(Dataset rows about figures)
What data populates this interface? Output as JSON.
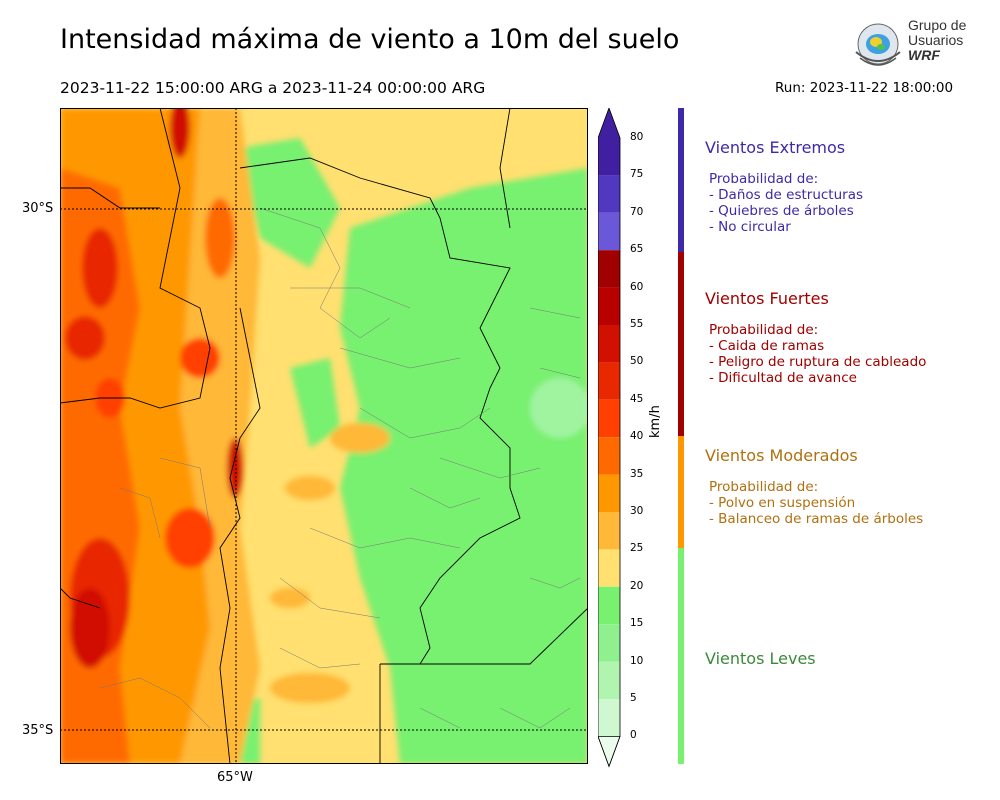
{
  "header": {
    "title": "Intensidad máxima de viento a 10m del suelo",
    "period": "2023-11-22 15:00:00 ARG  a  2023-11-24 00:00:00 ARG",
    "run": "Run: 2023-11-22 18:00:00"
  },
  "logo": {
    "line1": "Grupo de",
    "line2": "Usuarios",
    "line3": "WRF"
  },
  "map": {
    "lat_labels": [
      "30°S",
      "35°S"
    ],
    "lon_labels": [
      "65°W"
    ]
  },
  "colorbar": {
    "units": "km/h",
    "ticks": [
      "80",
      "75",
      "70",
      "65",
      "60",
      "55",
      "50",
      "45",
      "40",
      "35",
      "30",
      "25",
      "20",
      "15",
      "10",
      "5",
      "0"
    ],
    "colors": [
      "#4020a0",
      "#5038c0",
      "#6a58d8",
      "#a00000",
      "#b80000",
      "#d01000",
      "#e82800",
      "#ff4000",
      "#ff6a00",
      "#ff9800",
      "#ffb838",
      "#ffe070",
      "#78f070",
      "#90f090",
      "#b0f4b0",
      "#d0f8d0",
      "#ecfcec"
    ]
  },
  "categories": [
    {
      "title": "Vientos Extremos",
      "color": "#3d2aa8",
      "lines": [
        "Probabilidad de:",
        "- Daños de estructuras",
        "- Quiebres de árboles",
        "- No circular"
      ]
    },
    {
      "title": "Vientos Fuertes",
      "color": "#a00000",
      "lines": [
        "Probabilidad de:",
        "- Caida de ramas",
        "- Peligro de ruptura de cableado",
        "- Dificultad de avance"
      ]
    },
    {
      "title": "Vientos Moderados",
      "color": "#b07010",
      "lines": [
        "Probabilidad de:",
        "- Polvo en suspensión",
        "- Balanceo de ramas de árboles"
      ]
    },
    {
      "title": "Vientos Leves",
      "color": "#3a8a3a",
      "lines": []
    }
  ]
}
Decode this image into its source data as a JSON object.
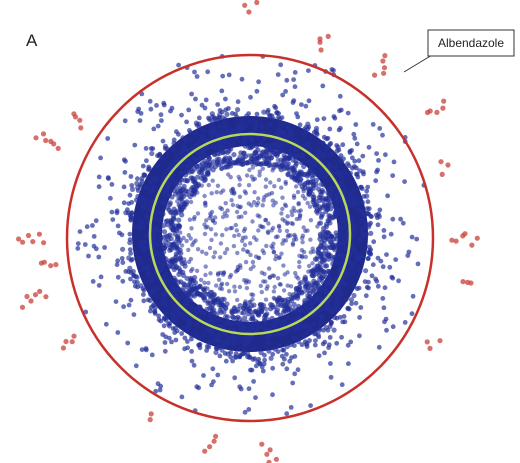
{
  "panel_label": "A",
  "annotation": "Albendazole"
}
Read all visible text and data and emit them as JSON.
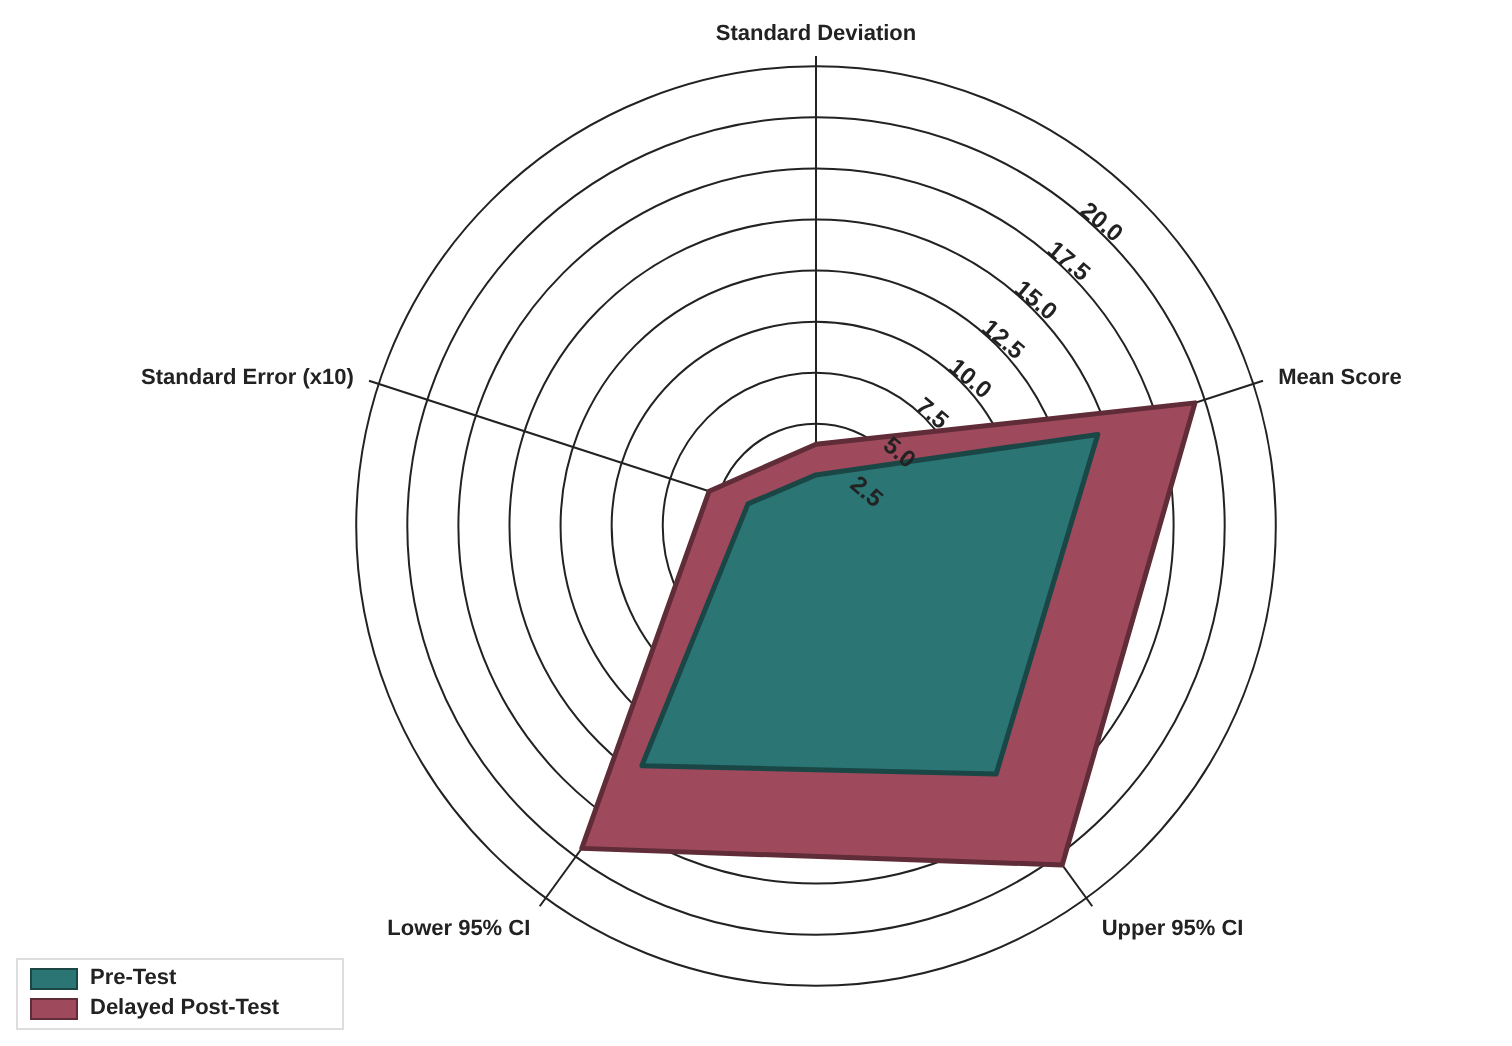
{
  "chart_data": {
    "type": "radar",
    "categories": [
      "Standard Deviation",
      "Mean Score",
      "Upper 95% CI",
      "Lower 95% CI",
      "Standard Error (x10)"
    ],
    "series": [
      {
        "name": "Pre-Test",
        "color": "#2b7575",
        "values": [
          2.5,
          14.5,
          15,
          14.5,
          3.5
        ]
      },
      {
        "name": "Delayed Post-Test",
        "color": "#9e4a5c",
        "values": [
          4,
          19.5,
          20.5,
          19.5,
          5.5
        ]
      }
    ],
    "ylim": [
      0,
      22.5
    ],
    "yticks": [
      2.5,
      {
        "value": 5,
        "label": "5.0"
      },
      7.5,
      {
        "value": 10,
        "label": "10.0"
      },
      12.5,
      {
        "value": 15,
        "label": "15.0"
      },
      17.5,
      {
        "value": 20,
        "label": "20.0"
      }
    ],
    "grid": true,
    "legend": "bottom left"
  }
}
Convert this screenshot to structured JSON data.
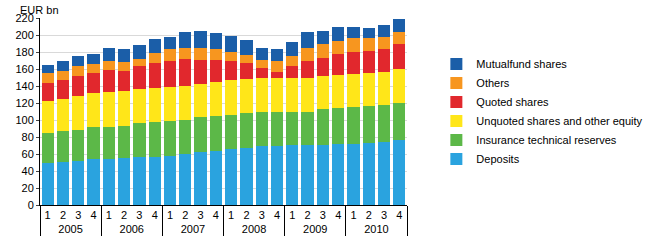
{
  "chart_data": {
    "type": "bar",
    "stacked": true,
    "y_label": "EUR bn",
    "categories": [
      [
        "2005",
        "1"
      ],
      [
        "2005",
        "2"
      ],
      [
        "2005",
        "3"
      ],
      [
        "2005",
        "4"
      ],
      [
        "2006",
        "1"
      ],
      [
        "2006",
        "2"
      ],
      [
        "2006",
        "3"
      ],
      [
        "2006",
        "4"
      ],
      [
        "2007",
        "1"
      ],
      [
        "2007",
        "2"
      ],
      [
        "2007",
        "3"
      ],
      [
        "2007",
        "4"
      ],
      [
        "2008",
        "1"
      ],
      [
        "2008",
        "2"
      ],
      [
        "2008",
        "3"
      ],
      [
        "2008",
        "4"
      ],
      [
        "2009",
        "1"
      ],
      [
        "2009",
        "2"
      ],
      [
        "2009",
        "3"
      ],
      [
        "2009",
        "4"
      ],
      [
        "2010",
        "1"
      ],
      [
        "2010",
        "2"
      ],
      [
        "2010",
        "3"
      ],
      [
        "2010",
        "4"
      ]
    ],
    "series": [
      {
        "name": "Deposits",
        "color": "#2aa3df",
        "values": [
          50,
          51,
          52,
          54,
          54,
          55,
          56,
          57,
          58,
          60,
          62,
          64,
          66,
          67,
          69,
          70,
          71,
          71,
          71,
          72,
          72,
          73,
          74,
          76
        ]
      },
      {
        "name": "Insurance technical reserves",
        "color": "#5cb848",
        "values": [
          35,
          36,
          36,
          38,
          38,
          38,
          40,
          41,
          41,
          40,
          41,
          41,
          40,
          41,
          41,
          39,
          38,
          39,
          42,
          42,
          43,
          43,
          44,
          44
        ]
      },
      {
        "name": "Unquoted shares and other equity",
        "color": "#ffe619",
        "values": [
          37,
          38,
          40,
          40,
          41,
          41,
          40,
          40,
          40,
          40,
          39,
          40,
          41,
          40,
          40,
          41,
          40,
          40,
          39,
          39,
          39,
          39,
          39,
          40
        ]
      },
      {
        "name": "Quoted shares",
        "color": "#e1282d",
        "values": [
          21,
          22,
          24,
          23,
          26,
          24,
          27,
          29,
          31,
          32,
          29,
          26,
          23,
          19,
          11,
          7,
          14,
          20,
          21,
          25,
          26,
          26,
          27,
          29
        ]
      },
      {
        "name": "Others",
        "color": "#f7961f",
        "values": [
          12,
          11,
          11,
          11,
          11,
          10,
          9,
          12,
          13,
          13,
          14,
          12,
          10,
          10,
          10,
          12,
          12,
          15,
          16,
          15,
          16,
          15,
          14,
          15
        ]
      },
      {
        "name": "Mutualfund shares",
        "color": "#1b5ea8",
        "values": [
          10,
          12,
          12,
          12,
          15,
          15,
          16,
          16,
          15,
          19,
          20,
          19,
          19,
          17,
          14,
          14,
          17,
          18,
          16,
          16,
          13,
          12,
          14,
          15
        ]
      }
    ],
    "ylim": [
      0,
      220
    ],
    "yticks": [
      0,
      20,
      40,
      60,
      80,
      100,
      120,
      140,
      160,
      180,
      200,
      220
    ],
    "grid": true,
    "legend": "right"
  }
}
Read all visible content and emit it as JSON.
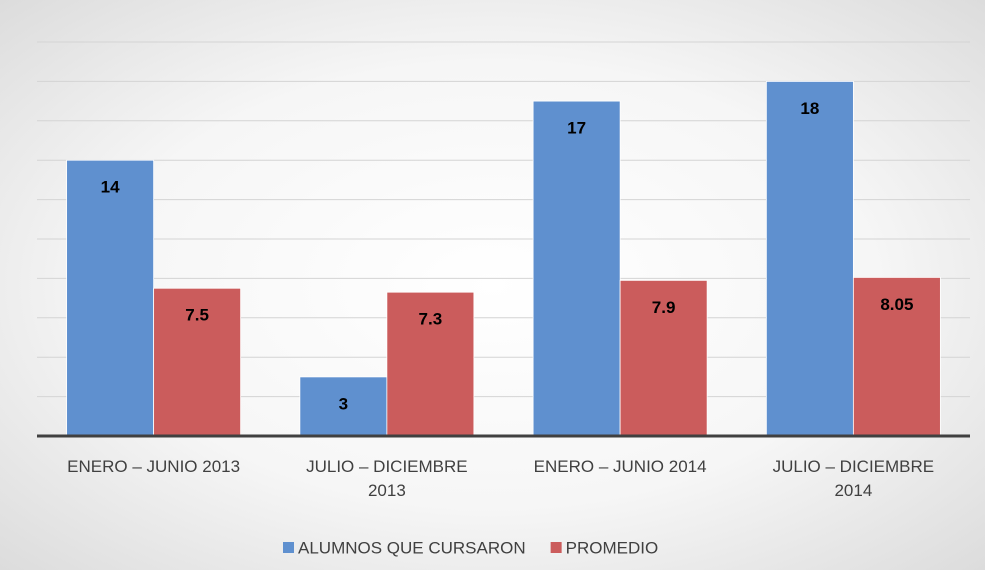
{
  "chart_data": {
    "type": "bar",
    "categories": [
      "ENERO – JUNIO 2013",
      "JULIO – DICIEMBRE 2013",
      "ENERO – JUNIO 2014",
      "JULIO – DICIEMBRE 2014"
    ],
    "series": [
      {
        "name": "ALUMNOS QUE CURSARON",
        "color": "#5f90cf",
        "values": [
          14,
          3,
          17,
          18
        ]
      },
      {
        "name": "PROMEDIO",
        "color": "#cb5c5c",
        "values": [
          7.5,
          7.3,
          7.9,
          8.05
        ]
      }
    ],
    "ylim": [
      0,
      20
    ],
    "yticks": [
      0,
      2,
      4,
      6,
      8,
      10,
      12,
      14,
      16,
      18,
      20
    ],
    "grid": true,
    "legend": "bottom"
  }
}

§ INSTRUCTIONS TO FOLLOW
Count every line of the material above that holds the string "JSON", then state only the total.

§ TASK SOLUTION
5